- [Work instructions]:
Without omitting anything, return the records precisely as given.

- [Entries supplied]:
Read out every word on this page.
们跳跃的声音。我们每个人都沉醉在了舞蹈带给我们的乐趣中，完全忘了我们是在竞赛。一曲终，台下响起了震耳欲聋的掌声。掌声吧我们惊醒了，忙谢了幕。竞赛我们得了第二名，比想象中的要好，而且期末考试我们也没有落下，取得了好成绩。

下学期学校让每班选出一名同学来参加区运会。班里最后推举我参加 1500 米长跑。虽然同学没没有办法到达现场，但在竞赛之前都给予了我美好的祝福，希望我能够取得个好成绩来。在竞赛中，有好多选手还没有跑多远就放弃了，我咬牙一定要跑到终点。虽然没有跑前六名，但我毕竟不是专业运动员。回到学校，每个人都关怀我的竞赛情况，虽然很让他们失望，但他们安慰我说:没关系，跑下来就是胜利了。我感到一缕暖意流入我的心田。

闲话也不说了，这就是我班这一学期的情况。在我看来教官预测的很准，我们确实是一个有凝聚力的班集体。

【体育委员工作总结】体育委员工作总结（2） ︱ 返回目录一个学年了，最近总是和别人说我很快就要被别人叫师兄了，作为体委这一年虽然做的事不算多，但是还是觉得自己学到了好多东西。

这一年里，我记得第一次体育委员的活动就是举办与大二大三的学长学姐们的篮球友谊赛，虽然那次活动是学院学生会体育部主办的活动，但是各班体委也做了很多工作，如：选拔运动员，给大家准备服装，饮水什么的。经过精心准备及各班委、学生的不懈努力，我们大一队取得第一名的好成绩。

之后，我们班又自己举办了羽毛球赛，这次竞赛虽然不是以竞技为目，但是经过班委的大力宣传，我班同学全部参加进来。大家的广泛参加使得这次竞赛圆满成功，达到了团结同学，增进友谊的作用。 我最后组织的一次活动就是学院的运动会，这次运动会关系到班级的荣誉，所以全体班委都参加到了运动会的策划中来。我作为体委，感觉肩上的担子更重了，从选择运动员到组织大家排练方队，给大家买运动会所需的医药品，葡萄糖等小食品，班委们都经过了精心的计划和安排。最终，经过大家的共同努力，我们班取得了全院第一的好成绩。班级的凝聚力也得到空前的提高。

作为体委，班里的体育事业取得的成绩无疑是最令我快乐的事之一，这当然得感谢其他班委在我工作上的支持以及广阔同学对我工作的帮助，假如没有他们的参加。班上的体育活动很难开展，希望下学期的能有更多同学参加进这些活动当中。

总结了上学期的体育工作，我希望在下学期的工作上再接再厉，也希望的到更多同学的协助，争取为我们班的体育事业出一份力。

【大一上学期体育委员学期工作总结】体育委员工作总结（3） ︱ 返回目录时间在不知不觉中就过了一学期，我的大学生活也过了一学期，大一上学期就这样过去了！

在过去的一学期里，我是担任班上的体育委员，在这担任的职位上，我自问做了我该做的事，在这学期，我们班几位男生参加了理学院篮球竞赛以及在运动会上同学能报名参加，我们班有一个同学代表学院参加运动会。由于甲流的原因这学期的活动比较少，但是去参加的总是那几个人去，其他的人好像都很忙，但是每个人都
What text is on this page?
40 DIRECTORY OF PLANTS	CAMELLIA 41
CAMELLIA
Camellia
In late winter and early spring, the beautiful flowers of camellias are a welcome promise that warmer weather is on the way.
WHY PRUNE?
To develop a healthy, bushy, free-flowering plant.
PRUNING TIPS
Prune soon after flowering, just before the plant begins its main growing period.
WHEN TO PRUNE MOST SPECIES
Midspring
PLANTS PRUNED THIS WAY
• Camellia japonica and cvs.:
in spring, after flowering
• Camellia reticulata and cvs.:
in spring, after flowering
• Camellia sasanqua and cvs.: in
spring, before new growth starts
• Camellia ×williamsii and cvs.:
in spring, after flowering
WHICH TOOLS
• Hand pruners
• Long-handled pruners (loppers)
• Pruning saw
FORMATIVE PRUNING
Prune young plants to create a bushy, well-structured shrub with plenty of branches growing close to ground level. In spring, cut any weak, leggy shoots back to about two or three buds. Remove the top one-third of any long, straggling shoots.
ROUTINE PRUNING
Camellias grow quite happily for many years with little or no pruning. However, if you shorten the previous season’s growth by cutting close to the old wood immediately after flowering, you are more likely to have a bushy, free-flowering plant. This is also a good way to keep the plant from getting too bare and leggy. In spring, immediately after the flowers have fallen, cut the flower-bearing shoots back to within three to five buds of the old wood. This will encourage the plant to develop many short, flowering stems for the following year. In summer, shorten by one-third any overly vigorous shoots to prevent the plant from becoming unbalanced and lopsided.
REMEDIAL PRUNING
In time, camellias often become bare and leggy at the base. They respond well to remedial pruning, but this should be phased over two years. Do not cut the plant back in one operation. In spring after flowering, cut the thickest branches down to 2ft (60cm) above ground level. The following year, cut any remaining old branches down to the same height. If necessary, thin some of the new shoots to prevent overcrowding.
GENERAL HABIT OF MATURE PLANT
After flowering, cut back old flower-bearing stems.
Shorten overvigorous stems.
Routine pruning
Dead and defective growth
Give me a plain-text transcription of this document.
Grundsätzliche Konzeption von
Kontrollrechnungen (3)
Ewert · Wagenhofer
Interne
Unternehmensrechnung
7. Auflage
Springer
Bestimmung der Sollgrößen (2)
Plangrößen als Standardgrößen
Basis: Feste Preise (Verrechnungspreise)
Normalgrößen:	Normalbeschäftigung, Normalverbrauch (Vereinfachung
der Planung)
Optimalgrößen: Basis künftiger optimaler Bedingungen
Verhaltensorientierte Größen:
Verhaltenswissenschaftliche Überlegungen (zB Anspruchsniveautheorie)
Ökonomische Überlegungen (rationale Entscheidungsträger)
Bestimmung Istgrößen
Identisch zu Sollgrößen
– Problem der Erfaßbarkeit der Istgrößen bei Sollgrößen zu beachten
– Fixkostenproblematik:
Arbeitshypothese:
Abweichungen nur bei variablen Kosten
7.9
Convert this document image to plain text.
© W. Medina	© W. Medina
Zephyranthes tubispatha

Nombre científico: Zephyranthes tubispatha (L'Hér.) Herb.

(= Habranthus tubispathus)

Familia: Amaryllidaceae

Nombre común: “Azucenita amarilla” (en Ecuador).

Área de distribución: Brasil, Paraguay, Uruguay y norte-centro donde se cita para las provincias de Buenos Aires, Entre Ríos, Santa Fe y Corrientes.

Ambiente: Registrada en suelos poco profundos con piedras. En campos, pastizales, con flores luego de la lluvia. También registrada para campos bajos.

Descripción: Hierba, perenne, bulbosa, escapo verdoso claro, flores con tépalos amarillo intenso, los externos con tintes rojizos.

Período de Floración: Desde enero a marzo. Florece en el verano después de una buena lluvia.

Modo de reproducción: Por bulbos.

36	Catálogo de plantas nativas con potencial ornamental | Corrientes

- [Reply to the exercise]:
Read out every word on this page.
们跳跃的声音。我们每个人都沉醉在了舞蹈带给我们的乐趣中，完全忘了我们是在竞赛。一曲终，台下响起了震耳欲聋的掌声。掌声吧我们惊醒了，忙谢了幕。竞赛我们得了第二名，比想象中的要好，而且期末考试我们也没有落下，取得了好成绩。

下学期学校让每班选出一名同学来参加区运会。班里最后推举我参加 1500 米长跑。虽然同学没没有办法到达现场，但在竞赛之前都给予了我美好的祝福，希望我能够取得个好成绩来。在竞赛中，有好多选手还没有跑多远就放弃了，我咬牙一定要跑到终点。虽然没有跑前六名，但我毕竟不是专业运动员。回到学校，每个人都关怀我的竞赛情况，虽然很让他们失望，但他们安慰我说:没关系，跑下来就是胜利了。我感到一缕暖意流入我的心田。

闲话也不说了，这就是我班这一学期的情况。在我看来教官预测的很准，我们确实是一个有凝聚力的班集体。

【体育委员工作总结】体育委员工作总结（2） ︱ 返回目录一个学年了，最近总是和别人说我很快就要被别人叫师兄了，作为体委这一年虽然做的事不算多，但是还是觉得自己学到了好多东西。

这一年里，我记得第一次体育委员的活动就是举办与大二大三的学长学姐们的篮球友谊赛，虽然那次活动是学院学生会体育部主办的活动，但是各班体委也做了很多工作，如：选拔运动员，给大家准备服装，饮水什么的。经过精心准备及各班委、学生的不懈努力，我们大一队取得第一名的好成绩。

之后，我们班又自己举办了羽毛球赛，这次竞赛虽然不是以竞技为目，但是经过班委的大力宣传，我班同学全部参加进来。大家的广泛参加使得这次竞赛圆满成功，达到了团结同学，增进友谊的作用。 我最后组织的一次活动就是学院的运动会，这次运动会关系到班级的荣誉，所以全体班委都参加到了运动会的策划中来。我作为体委，感觉肩上的担子更重了，从选择运动员到组织大家排练方队，给大家买运动会所需的医药品，葡萄糖等小食品，班委们都经过了精心的计划和安排。最终，经过大家的共同努力，我们班取得了全院第一的好成绩。班级的凝聚力也得到空前的提高。

作为体委，班里的体育事业取得的成绩无疑是最令我快乐的事之一，这当然得感谢其他班委在我工作上的支持以及广阔同学对我工作的帮助，假如没有他们的参加。班上的体育活动很难开展，希望下学期的能有更多同学参加进这些活动当中。

总结了上学期的体育工作，我希望在下学期的工作上再接再厉，也希望的到更多同学的协助，争取为我们班的体育事业出一份力。

【大一上学期体育委员学期工作总结】体育委员工作总结（3） ︱ 返回目录时间在不知不觉中就过了一学期，我的大学生活也过了一学期，大一上学期就这样过去了！

在过去的一学期里，我是担任班上的体育委员，在这担任的职位上，我自问做了我该做的事，在这学期，我们班几位男生参加了理学院篮球竞赛以及在运动会上同学能报名参加，我们班有一个同学代表学院参加运动会。由于甲流的原因这学期的活动比较少，但是去参加的总是那几个人去，其他的人好像都很忙，但是每个人都
What text is on this page?
40 DIRECTORY OF PLANTS	CAMELLIA 41
CAMELLIA
Camellia
In late winter and early spring, the beautiful flowers of camellias are a welcome promise that warmer weather is on the way.
WHY PRUNE?
To develop a healthy, bushy, free-flowering plant.
PRUNING TIPS
Prune soon after flowering, just before the plant begins its main growing period.
WHEN TO PRUNE MOST SPECIES
Midspring
PLANTS PRUNED THIS WAY
• Camellia japonica and cvs.:
in spring, after flowering
• Camellia reticulata and cvs.:
in spring, after flowering
• Camellia sasanqua and cvs.: in
spring, before new growth starts
• Camellia ×williamsii and cvs.:
in spring, after flowering
WHICH TOOLS
• Hand pruners
• Long-handled pruners (loppers)
• Pruning saw
FORMATIVE PRUNING
Prune young plants to create a bushy, well-structured shrub with plenty of branches growing close to ground level. In spring, cut any weak, leggy shoots back to about two or three buds. Remove the top one-third of any long, straggling shoots.
ROUTINE PRUNING
Camellias grow quite happily for many years with little or no pruning. However, if you shorten the previous season’s growth by cutting close to the old wood immediately after flowering, you are more likely to have a bushy, free-flowering plant. This is also a good way to keep the plant from getting too bare and leggy. In spring, immediately after the flowers have fallen, cut the flower-bearing shoots back to within three to five buds of the old wood. This will encourage the plant to develop many short, flowering stems for the following year. In summer, shorten by one-third any overly vigorous shoots to prevent the plant from becoming unbalanced and lopsided.
REMEDIAL PRUNING
In time, camellias often become bare and leggy at the base. They respond well to remedial pruning, but this should be phased over two years. Do not cut the plant back in one operation. In spring after flowering, cut the thickest branches down to 2ft (60cm) above ground level. The following year, cut any remaining old branches down to the same height. If necessary, thin some of the new shoots to prevent overcrowding.
GENERAL HABIT OF MATURE PLANT
After flowering, cut back old flower-bearing stems.
Shorten overvigorous stems.
Routine pruning
Dead and defective growth
Give me a plain-text transcription of this document.
Grundsätzliche Konzeption von
Kontrollrechnungen (3)
Ewert · Wagenhofer
Interne
Unternehmensrechnung
7. Auflage
Springer
Bestimmung der Sollgrößen (2)
Plangrößen als Standardgrößen
Basis: Feste Preise (Verrechnungspreise)
Normalgrößen:	Normalbeschäftigung, Normalverbrauch (Vereinfachung
der Planung)
Optimalgrößen: Basis künftiger optimaler Bedingungen
Verhaltensorientierte Größen:
Verhaltenswissenschaftliche Überlegungen (zB Anspruchsniveautheorie)
Ökonomische Überlegungen (rationale Entscheidungsträger)
Bestimmung Istgrößen
Identisch zu Sollgrößen
– Problem der Erfaßbarkeit der Istgrößen bei Sollgrößen zu beachten
– Fixkostenproblematik:
Arbeitshypothese:
Abweichungen nur bei variablen Kosten
7.9
Convert this document image to plain text.
© W. Medina	© W. Medina
Zephyranthes tubispatha

Nombre científico: Zephyranthes tubispatha (L'Hér.) Herb.

(= Habranthus tubispathus)

Familia: Amaryllidaceae

Nombre común: “Azucenita amarilla” (en Ecuador).

Área de distribución: Brasil, Paraguay, Uruguay y norte-centro donde se cita para las provincias de Buenos Aires, Entre Ríos, Santa Fe y Corrientes.

Ambiente: Registrada en suelos poco profundos con piedras. En campos, pastizales, con flores luego de la lluvia. También registrada para campos bajos.

Descripción: Hierba, perenne, bulbosa, escapo verdoso claro, flores con tépalos amarillo intenso, los externos con tintes rojizos.

Período de Floración: Desde enero a marzo. Florece en el verano después de una buena lluvia.

Modo de reproducción: Por bulbos.

36	Catálogo de plantas nativas con potencial ornamental | Corrientes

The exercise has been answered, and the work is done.